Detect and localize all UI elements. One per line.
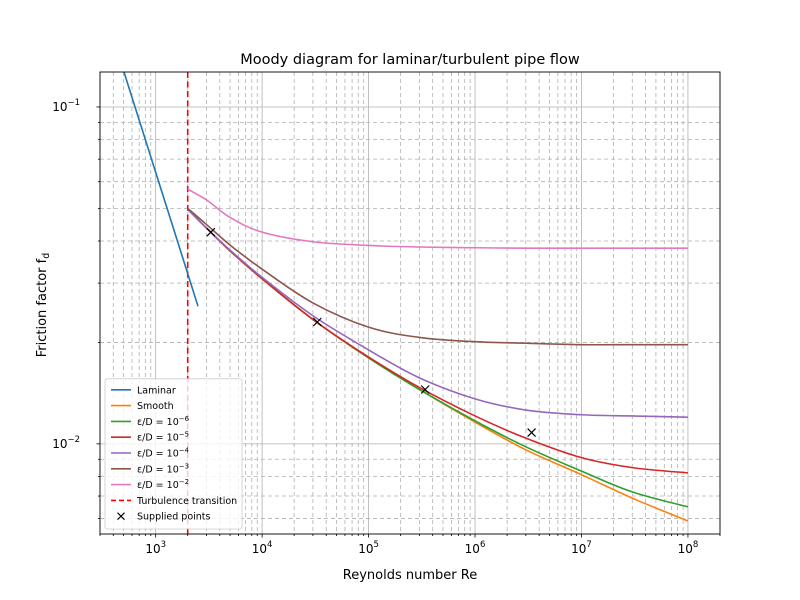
series-layer bbox=[123, 72, 689, 534]
supplied-point-marker bbox=[527, 428, 537, 438]
y-axis-label: Friction factor fd bbox=[35, 253, 52, 358]
legend-entry-supplied-points: Supplied points bbox=[117, 512, 211, 523]
legend-entry-laminar: Laminar bbox=[111, 385, 176, 396]
series-line-d-10-2 bbox=[187, 188, 688, 249]
y-tick-label: 10−1 bbox=[52, 98, 80, 114]
legend-label: ε/D = 10−5 bbox=[137, 431, 189, 444]
legend-entry-turbulence-transition: Turbulence transition bbox=[111, 496, 237, 507]
legend-entry-d-10-4: ε/D = 10−4 bbox=[111, 447, 190, 460]
series-line-d-10-3 bbox=[187, 207, 688, 346]
legend: Laminar Smooth ε/D = 10−6 ε/D = 10−5 ε/D = 1… bbox=[104, 378, 243, 530]
legend-entry-smooth: Smooth bbox=[111, 401, 174, 412]
x-tick-label: 107 bbox=[571, 540, 592, 556]
legend-label: ε/D = 10−4 bbox=[137, 447, 190, 460]
legend-box bbox=[104, 378, 243, 530]
legend-swatch bbox=[117, 512, 125, 521]
series-line-d-10-4 bbox=[187, 208, 688, 418]
legend-entry-d-10-2: ε/D = 10−2 bbox=[111, 478, 189, 491]
x-tick-label: 103 bbox=[145, 540, 166, 556]
y-axis: 10−2 10−1 bbox=[52, 98, 100, 519]
legend-label: ε/D = 10−6 bbox=[137, 415, 190, 428]
x-tick-label: 108 bbox=[678, 540, 699, 556]
legend-label: Turbulence transition bbox=[136, 496, 237, 507]
legend-label: Laminar bbox=[137, 385, 176, 396]
chart-title: Moody diagram for laminar/turbulent pipe… bbox=[240, 52, 580, 68]
x-axis: 103 104 105 106 107 108 bbox=[99, 534, 721, 556]
x-axis-label: Reynolds number Re bbox=[343, 568, 477, 583]
supplied-point-marker bbox=[312, 317, 322, 327]
x-tick-label: 106 bbox=[465, 540, 486, 556]
supplied-point-marker bbox=[420, 385, 430, 394]
axes-frame bbox=[99, 71, 721, 535]
supplied-point-marker bbox=[206, 227, 216, 237]
x-tick-label: 104 bbox=[252, 540, 273, 556]
y-tick-label: 10−2 bbox=[52, 435, 80, 451]
legend-entry-d-10-3: ε/D = 10−3 bbox=[111, 462, 189, 475]
legend-label: ε/D = 10−3 bbox=[137, 462, 189, 475]
supplied-points bbox=[206, 227, 537, 438]
legend-entry-d-10-5: ε/D = 10−5 bbox=[111, 431, 189, 444]
legend-label: Smooth bbox=[137, 401, 174, 412]
legend-label: ε/D = 10−2 bbox=[137, 478, 189, 491]
series-line-laminar bbox=[123, 72, 199, 307]
legend-entry-d-10-6: ε/D = 10−6 bbox=[111, 415, 190, 428]
x-tick-label: 105 bbox=[358, 540, 379, 556]
legend-label: Supplied points bbox=[137, 512, 211, 523]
• • • •
__Direction__
Write out all the records again with "legend-label" switched to "legend-text" everywhere it appears, and leave the pictures out.

__Output of the exercise__
Detect and localize all UI elements. One per line.
series-layer bbox=[123, 72, 689, 534]
supplied-point-marker bbox=[527, 428, 537, 438]
y-axis-label: Friction factor fd bbox=[35, 253, 52, 358]
legend-entry-supplied-points: Supplied points bbox=[117, 512, 211, 523]
legend-entry-laminar: Laminar bbox=[111, 385, 176, 396]
series-line-d-10-2 bbox=[187, 188, 688, 249]
y-tick-label: 10−1 bbox=[52, 98, 80, 114]
legend-text: ε/D = 10−5 bbox=[137, 431, 189, 444]
legend-entry-turbulence-transition: Turbulence transition bbox=[111, 496, 237, 507]
legend-entry-d-10-4: ε/D = 10−4 bbox=[111, 447, 190, 460]
series-line-d-10-3 bbox=[187, 207, 688, 346]
legend: Laminar Smooth ε/D = 10−6 ε/D = 10−5 ε/D = 1… bbox=[104, 378, 243, 530]
legend-entry-smooth: Smooth bbox=[111, 401, 174, 412]
x-tick-label: 107 bbox=[571, 540, 592, 556]
legend-text: ε/D = 10−4 bbox=[137, 447, 190, 460]
legend-box bbox=[104, 378, 243, 530]
legend-swatch bbox=[117, 512, 125, 521]
series-line-d-10-4 bbox=[187, 208, 688, 418]
legend-entry-d-10-2: ε/D = 10−2 bbox=[111, 478, 189, 491]
x-tick-label: 103 bbox=[145, 540, 166, 556]
y-axis: 10−2 10−1 bbox=[52, 98, 100, 519]
legend-text: ε/D = 10−6 bbox=[137, 415, 190, 428]
x-tick-label: 108 bbox=[678, 540, 699, 556]
legend-text: Turbulence transition bbox=[136, 496, 237, 507]
legend-text: Laminar bbox=[137, 385, 176, 396]
chart-title: Moody diagram for laminar/turbulent pipe… bbox=[240, 52, 580, 68]
x-axis: 103 104 105 106 107 108 bbox=[99, 534, 721, 556]
x-axis-label: Reynolds number Re bbox=[343, 568, 477, 583]
supplied-point-marker bbox=[312, 317, 322, 327]
x-tick-label: 106 bbox=[465, 540, 486, 556]
supplied-point-marker bbox=[420, 385, 430, 394]
axes-frame bbox=[99, 71, 721, 535]
supplied-point-marker bbox=[206, 227, 216, 237]
x-tick-label: 104 bbox=[252, 540, 273, 556]
y-tick-label: 10−2 bbox=[52, 435, 80, 451]
legend-entry-d-10-3: ε/D = 10−3 bbox=[111, 462, 189, 475]
legend-text: ε/D = 10−3 bbox=[137, 462, 189, 475]
supplied-points bbox=[206, 227, 537, 438]
legend-entry-d-10-5: ε/D = 10−5 bbox=[111, 431, 189, 444]
legend-text: Smooth bbox=[137, 401, 174, 412]
legend-text: ε/D = 10−2 bbox=[137, 478, 189, 491]
series-line-laminar bbox=[123, 72, 199, 307]
legend-entry-d-10-6: ε/D = 10−6 bbox=[111, 415, 190, 428]
x-tick-label: 105 bbox=[358, 540, 379, 556]
legend-text: Supplied points bbox=[137, 512, 211, 523]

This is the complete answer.